─── Belge bölümü

15 Nisan 2008 Salı

ZAMANI ZİKİR İLE DİRİ TUTMAK

ZAMANI ZİKİR İLE DİRİ TUTMAK
1. Zamanı iyi kullanmak
Zaman Allah’ın insana bahşettiği en büyük nimetlerden biridir. Önemli olan bu nimetin kadrini bilmek suretiyle değerlendirmektir. Çünkü zaman, bir imtihan vesilesidir. İnsan zamanını nasıl geçirdiğinden sorulacaktır.
Cenabı Allah Asr suresinde zamanı boşa geçirenleri kınar. “Zamana Andolsun ki, insanların çoğu hüsrandadır”…Allah (c.c.) zamanımızı en güzel şekilde değerlendirmemiz için günü gündüz ve geceye bölmüştür.

وَجَعَلْنَا اللَّيْلَ وَالنَّهَارَ آيَتَيْنِ فَمَحَوْنَا آيَةَ اللَّيْلِ وَجَعَلْنَا آيَةَ النَّهَارِ مُبْصِرَةً لِتَبْتَغُواْ فَضْلاً مِّن رَّبِّكُمْ وَلِتَعْلَمُواْ عَدَدَ السِّنِينَ وَالْحِسَابَ وَكُلَّ شَيْءٍ فَصَّلْنَاهُ تَفْصِيلاً
“Biz geceyi ve gündüzü (kudretimizi gösteren) iki alâmet yaptık. Rabbinizden lütuf isteyesiniz, yılların sayısını ve hesabını bilesiniz diye geceyi giderip gündüzü aydınlatıcı kıldık. İşte biz her şeyi açıkça anlattık.”[1]
Zamanı değerlendirmek onu ölçülü ve bilinçli kullanmakla olur. Bunun yolu da zamanı iş, ibadet ve istirahat saatlerine bölerek bir disiplin dahilinde zamana hükmetmekten geçer. Namazların orucun haccın ve bazı ibadetlerin belli zaman dilimlerine yerleştirilmesi bize bu disiplini sağlar. Efendimiz gününü dörde böler ve inananlara da bunu tavsiye ederdi. “Allah’a ibadete ayıracağı vakit, kendi işlerine ayıracağı vakit, ailesine ayıracağı vakit ve dinlenmeye ayıracağı vakit.
Müslüman’ın boş vakti ve boşa harcayacak zamanı yoktur. Ömrümüz, sınırlı ve sonlu olduğundan sınırsız ve sonsuz mükafatları kazanabilmenin ve dünya hayatında başarılı olabilmenin yolu zamanı doğru ve verimli kullanmaktan geçer. Efendimiz (s.a.v.) bize boş vakitlerin kıymetini iyi bilmemizi öğütlemiştir.
Vakitlerimizin nafile ibadetlerle, ilim öğrenmekle hayırlı faydalı işlerle doldurulması gerekir. Bugün sohbete gelmek en hayırlı zaman değerlendirmedir. Bunun dışında dua ve zikir de hem zamanımızı iyi değerlendirmeye vesile olur, hem de bizi ruhen güçlendirir. Hayatın zorluklarına dayanma gücü kazandırır.
Burada bilhassa dua ve zikirle ilgili konuşmak yerinde olacaktır.

──────

• **Görev talimatı**
Zamanı iyi kullanmaya dair belge bölümünden alınan şu cümleyi İngilizceye çevirin: "Müslüman’ın boş vakti ve boşa harcayacak zamanı yoktur."

─── Veri içeriği

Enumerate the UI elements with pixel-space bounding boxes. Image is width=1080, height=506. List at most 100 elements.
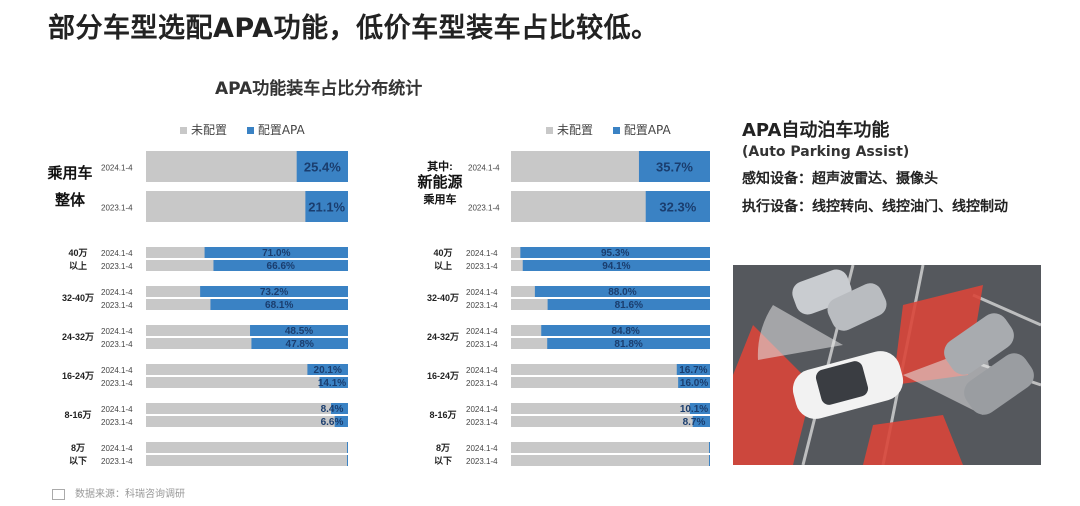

──────

• **Beklenen yanıt**
A Muslim has no idle time and no time to waste.